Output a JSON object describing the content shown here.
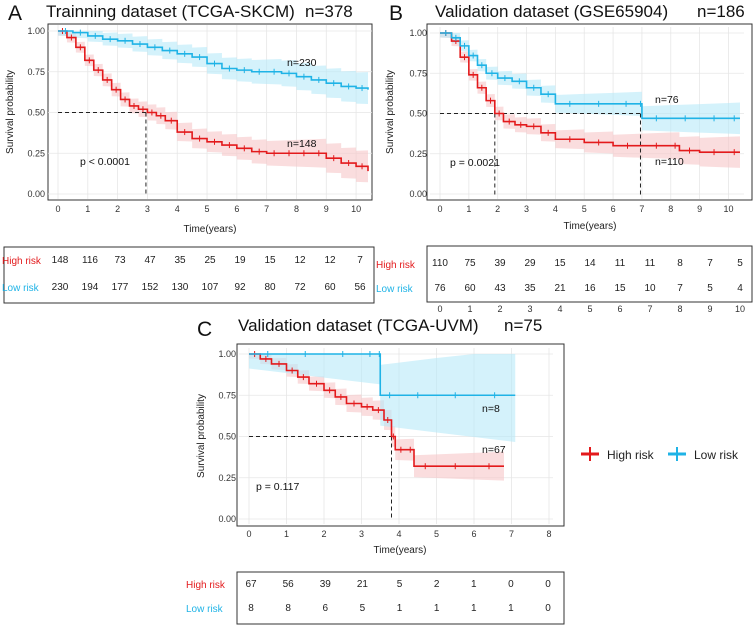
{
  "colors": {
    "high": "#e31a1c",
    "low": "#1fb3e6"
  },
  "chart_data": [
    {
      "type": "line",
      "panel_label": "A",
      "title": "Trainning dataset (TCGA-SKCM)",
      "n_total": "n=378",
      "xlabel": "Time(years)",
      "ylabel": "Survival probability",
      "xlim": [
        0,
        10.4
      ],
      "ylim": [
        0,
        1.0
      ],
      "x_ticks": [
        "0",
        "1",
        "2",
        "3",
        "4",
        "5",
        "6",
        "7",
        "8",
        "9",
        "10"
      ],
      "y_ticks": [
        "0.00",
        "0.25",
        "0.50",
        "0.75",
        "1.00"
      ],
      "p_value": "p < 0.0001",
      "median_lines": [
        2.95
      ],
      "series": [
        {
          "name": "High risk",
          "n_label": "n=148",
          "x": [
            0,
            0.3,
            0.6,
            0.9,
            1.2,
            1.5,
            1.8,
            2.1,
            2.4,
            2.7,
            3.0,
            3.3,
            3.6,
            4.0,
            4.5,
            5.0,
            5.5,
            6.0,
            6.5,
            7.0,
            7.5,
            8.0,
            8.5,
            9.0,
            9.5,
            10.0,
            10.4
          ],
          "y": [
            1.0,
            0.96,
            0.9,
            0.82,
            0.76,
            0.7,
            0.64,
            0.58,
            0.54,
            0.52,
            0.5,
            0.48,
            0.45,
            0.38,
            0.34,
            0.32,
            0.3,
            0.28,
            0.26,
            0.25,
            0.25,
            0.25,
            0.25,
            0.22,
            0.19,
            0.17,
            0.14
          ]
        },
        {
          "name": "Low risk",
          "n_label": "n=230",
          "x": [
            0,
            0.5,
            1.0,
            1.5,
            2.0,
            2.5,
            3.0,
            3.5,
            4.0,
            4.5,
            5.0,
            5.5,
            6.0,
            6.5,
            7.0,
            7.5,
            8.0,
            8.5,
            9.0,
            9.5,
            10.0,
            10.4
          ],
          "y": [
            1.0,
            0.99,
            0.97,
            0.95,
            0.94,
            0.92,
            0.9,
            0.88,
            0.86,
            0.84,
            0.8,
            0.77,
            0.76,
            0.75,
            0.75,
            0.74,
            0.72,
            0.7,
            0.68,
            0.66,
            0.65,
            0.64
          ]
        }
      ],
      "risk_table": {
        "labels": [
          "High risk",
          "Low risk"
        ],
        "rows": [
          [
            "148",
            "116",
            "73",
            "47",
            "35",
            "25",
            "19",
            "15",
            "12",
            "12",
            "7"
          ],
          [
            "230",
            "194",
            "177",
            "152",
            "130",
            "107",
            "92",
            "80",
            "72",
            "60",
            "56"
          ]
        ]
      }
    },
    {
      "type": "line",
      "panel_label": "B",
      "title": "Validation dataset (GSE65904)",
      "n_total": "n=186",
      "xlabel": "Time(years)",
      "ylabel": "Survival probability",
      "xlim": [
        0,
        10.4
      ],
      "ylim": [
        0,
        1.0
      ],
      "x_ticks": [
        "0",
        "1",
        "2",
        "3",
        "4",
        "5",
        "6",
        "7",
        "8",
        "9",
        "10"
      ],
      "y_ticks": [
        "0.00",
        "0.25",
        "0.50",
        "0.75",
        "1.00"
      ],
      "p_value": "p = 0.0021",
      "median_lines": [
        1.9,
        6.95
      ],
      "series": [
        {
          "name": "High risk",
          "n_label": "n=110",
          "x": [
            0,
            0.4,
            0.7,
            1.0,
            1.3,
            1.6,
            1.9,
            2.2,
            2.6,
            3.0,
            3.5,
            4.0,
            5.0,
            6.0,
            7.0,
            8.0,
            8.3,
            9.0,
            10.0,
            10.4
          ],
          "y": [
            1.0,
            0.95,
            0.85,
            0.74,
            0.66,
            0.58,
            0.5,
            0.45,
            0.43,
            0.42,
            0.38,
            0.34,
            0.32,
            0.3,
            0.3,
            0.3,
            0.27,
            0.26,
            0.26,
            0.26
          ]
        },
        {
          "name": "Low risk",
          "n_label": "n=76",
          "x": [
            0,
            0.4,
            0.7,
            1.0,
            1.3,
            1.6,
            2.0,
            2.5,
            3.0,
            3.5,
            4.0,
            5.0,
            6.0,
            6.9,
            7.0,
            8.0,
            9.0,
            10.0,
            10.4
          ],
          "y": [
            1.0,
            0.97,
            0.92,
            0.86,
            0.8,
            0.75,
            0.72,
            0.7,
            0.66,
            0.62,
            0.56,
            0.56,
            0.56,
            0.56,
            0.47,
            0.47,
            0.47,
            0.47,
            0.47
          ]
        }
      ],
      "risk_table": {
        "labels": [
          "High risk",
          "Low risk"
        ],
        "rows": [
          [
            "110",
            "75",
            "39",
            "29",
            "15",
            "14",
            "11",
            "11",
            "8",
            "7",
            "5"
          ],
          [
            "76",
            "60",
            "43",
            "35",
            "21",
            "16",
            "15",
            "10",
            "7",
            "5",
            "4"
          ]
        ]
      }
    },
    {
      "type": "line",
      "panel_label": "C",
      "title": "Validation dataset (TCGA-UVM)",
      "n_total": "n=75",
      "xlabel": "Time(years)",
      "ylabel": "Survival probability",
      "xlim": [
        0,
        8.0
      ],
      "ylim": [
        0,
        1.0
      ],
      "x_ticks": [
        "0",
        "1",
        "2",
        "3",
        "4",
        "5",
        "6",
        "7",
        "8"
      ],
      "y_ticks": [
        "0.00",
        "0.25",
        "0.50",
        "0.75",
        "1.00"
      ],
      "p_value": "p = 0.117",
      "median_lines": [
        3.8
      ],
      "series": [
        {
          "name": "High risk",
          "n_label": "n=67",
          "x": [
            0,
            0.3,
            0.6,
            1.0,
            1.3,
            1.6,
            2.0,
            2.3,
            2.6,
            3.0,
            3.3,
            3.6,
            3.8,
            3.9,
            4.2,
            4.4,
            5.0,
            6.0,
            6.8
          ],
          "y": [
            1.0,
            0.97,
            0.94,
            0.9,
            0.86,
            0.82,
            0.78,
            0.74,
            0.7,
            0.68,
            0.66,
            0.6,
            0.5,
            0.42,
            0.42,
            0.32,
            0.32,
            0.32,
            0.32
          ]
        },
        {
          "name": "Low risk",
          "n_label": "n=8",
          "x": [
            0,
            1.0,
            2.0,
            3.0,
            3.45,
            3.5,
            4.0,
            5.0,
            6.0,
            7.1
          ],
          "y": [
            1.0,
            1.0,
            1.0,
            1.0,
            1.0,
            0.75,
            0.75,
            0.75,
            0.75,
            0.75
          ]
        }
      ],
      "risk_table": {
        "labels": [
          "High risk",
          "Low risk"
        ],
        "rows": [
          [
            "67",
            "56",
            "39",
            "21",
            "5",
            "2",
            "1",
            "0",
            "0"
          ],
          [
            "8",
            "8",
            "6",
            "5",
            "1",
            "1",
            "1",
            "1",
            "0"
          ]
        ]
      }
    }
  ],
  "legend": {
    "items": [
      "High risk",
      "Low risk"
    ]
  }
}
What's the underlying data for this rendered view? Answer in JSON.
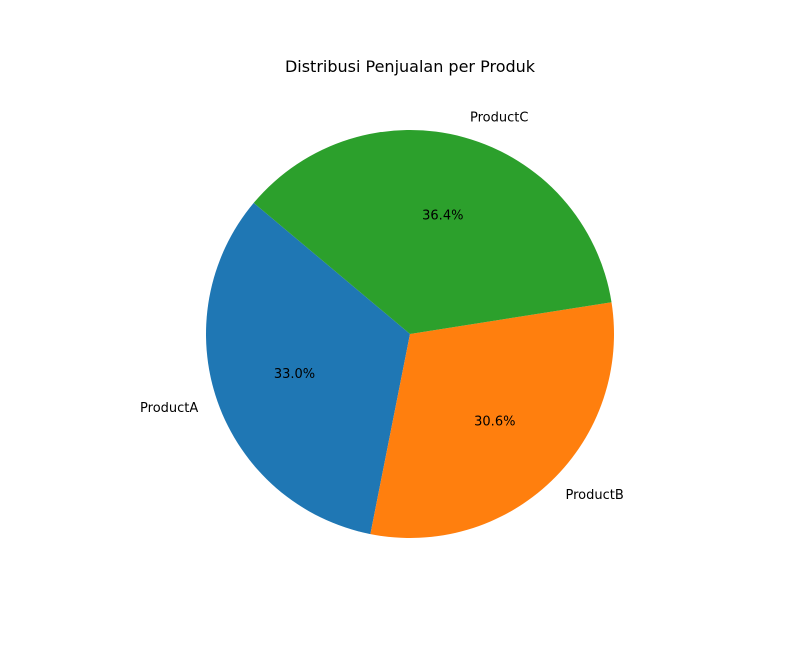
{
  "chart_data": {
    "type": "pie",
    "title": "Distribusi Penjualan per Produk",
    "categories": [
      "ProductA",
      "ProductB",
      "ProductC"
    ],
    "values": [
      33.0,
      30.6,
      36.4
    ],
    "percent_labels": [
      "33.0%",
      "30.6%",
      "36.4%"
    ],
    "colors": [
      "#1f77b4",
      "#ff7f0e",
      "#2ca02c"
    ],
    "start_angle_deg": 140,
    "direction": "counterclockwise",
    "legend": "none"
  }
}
---
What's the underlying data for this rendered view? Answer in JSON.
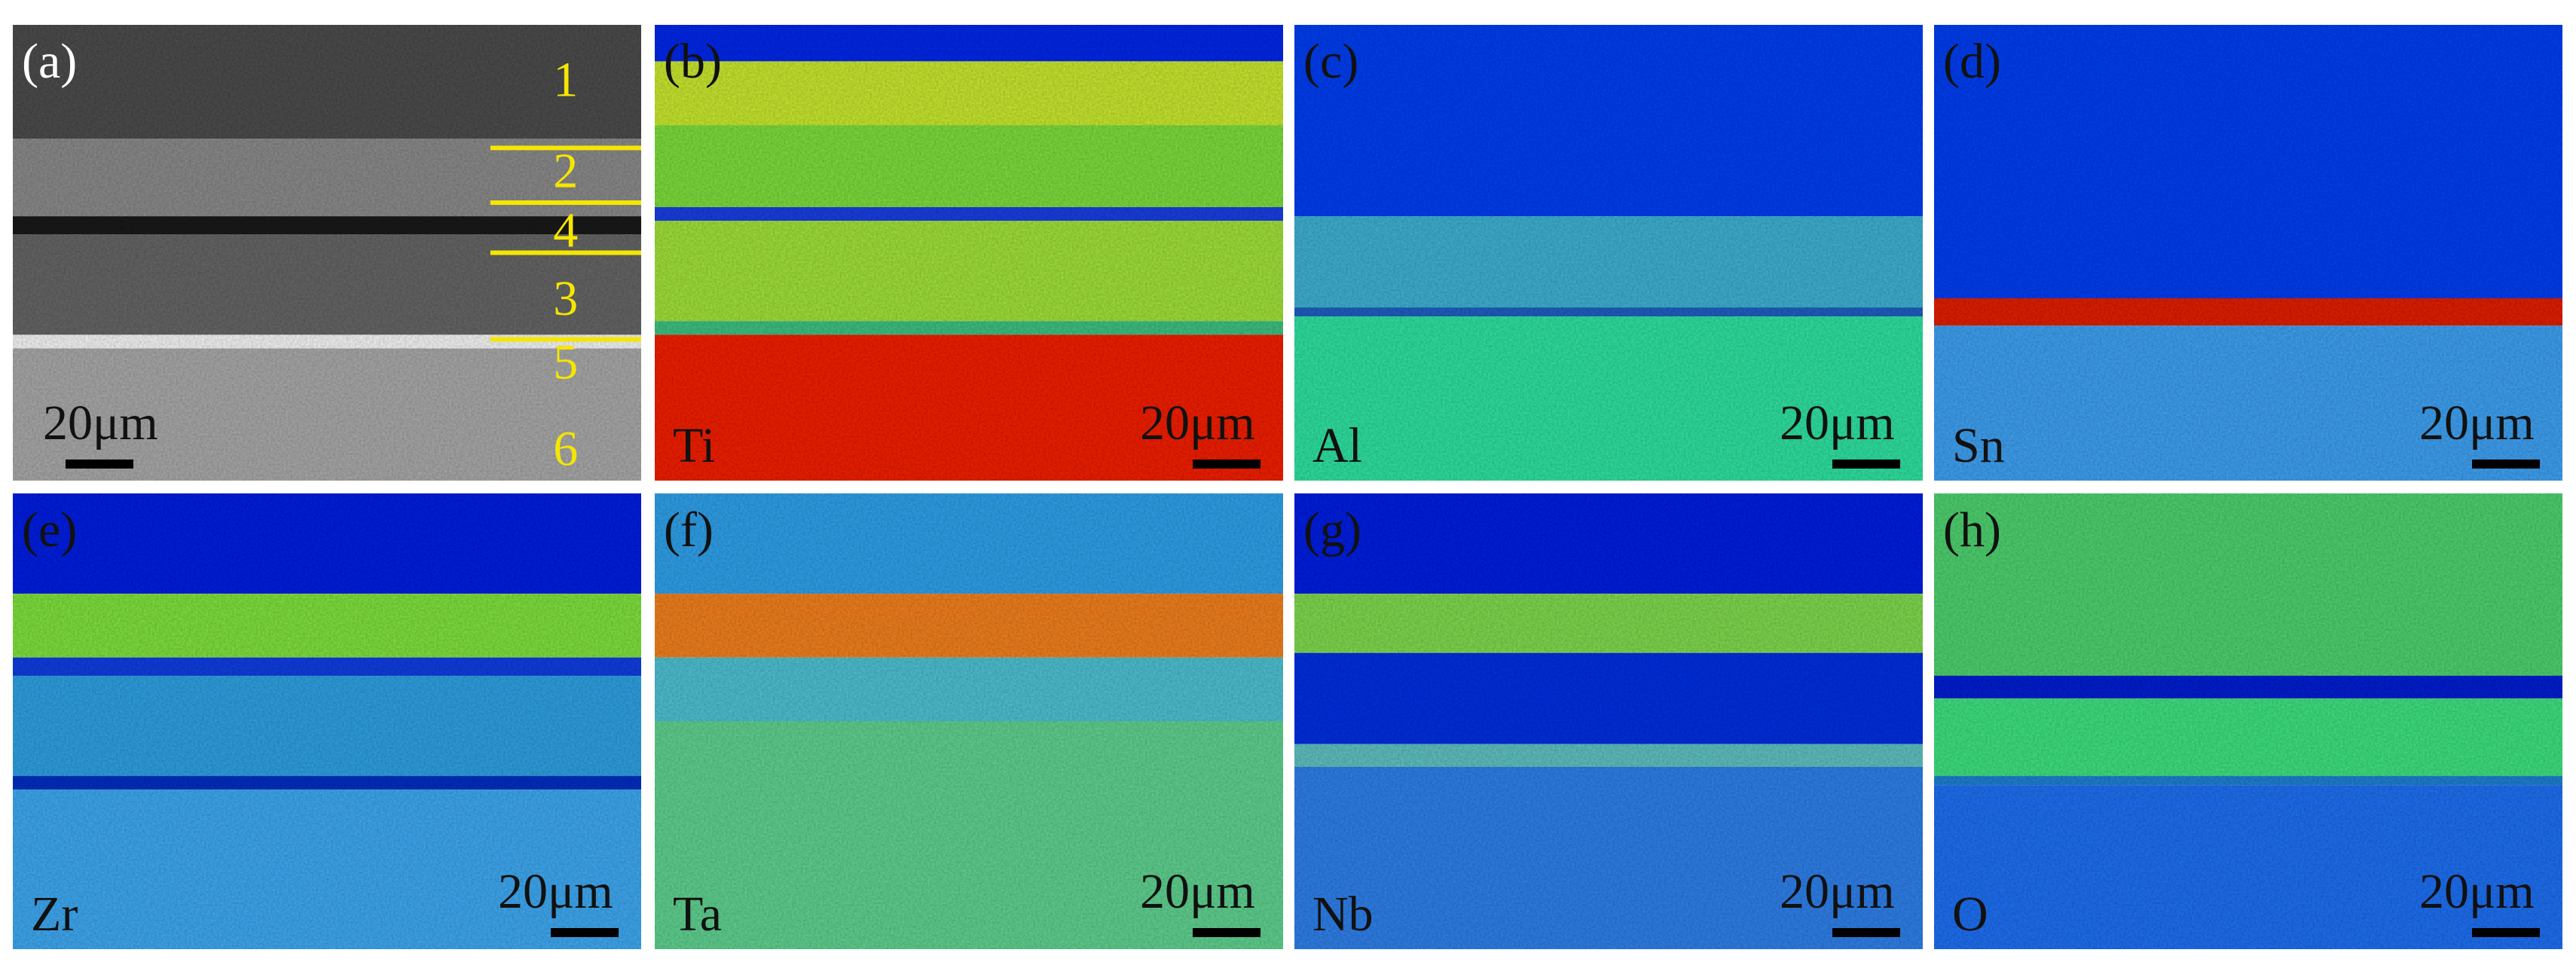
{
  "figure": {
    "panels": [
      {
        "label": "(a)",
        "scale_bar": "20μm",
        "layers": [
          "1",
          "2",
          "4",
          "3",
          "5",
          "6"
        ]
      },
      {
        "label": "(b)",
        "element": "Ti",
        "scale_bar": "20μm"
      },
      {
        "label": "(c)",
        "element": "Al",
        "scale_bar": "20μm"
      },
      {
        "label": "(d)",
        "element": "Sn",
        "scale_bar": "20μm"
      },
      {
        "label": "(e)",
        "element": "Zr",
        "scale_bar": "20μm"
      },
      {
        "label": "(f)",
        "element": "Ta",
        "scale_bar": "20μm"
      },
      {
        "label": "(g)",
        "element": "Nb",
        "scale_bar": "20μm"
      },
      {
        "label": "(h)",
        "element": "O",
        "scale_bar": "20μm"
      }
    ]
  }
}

#### [What is required]
Using the material above, state how many lines include the string "element". Answer with a single number.

#### [Output of the exercise]
7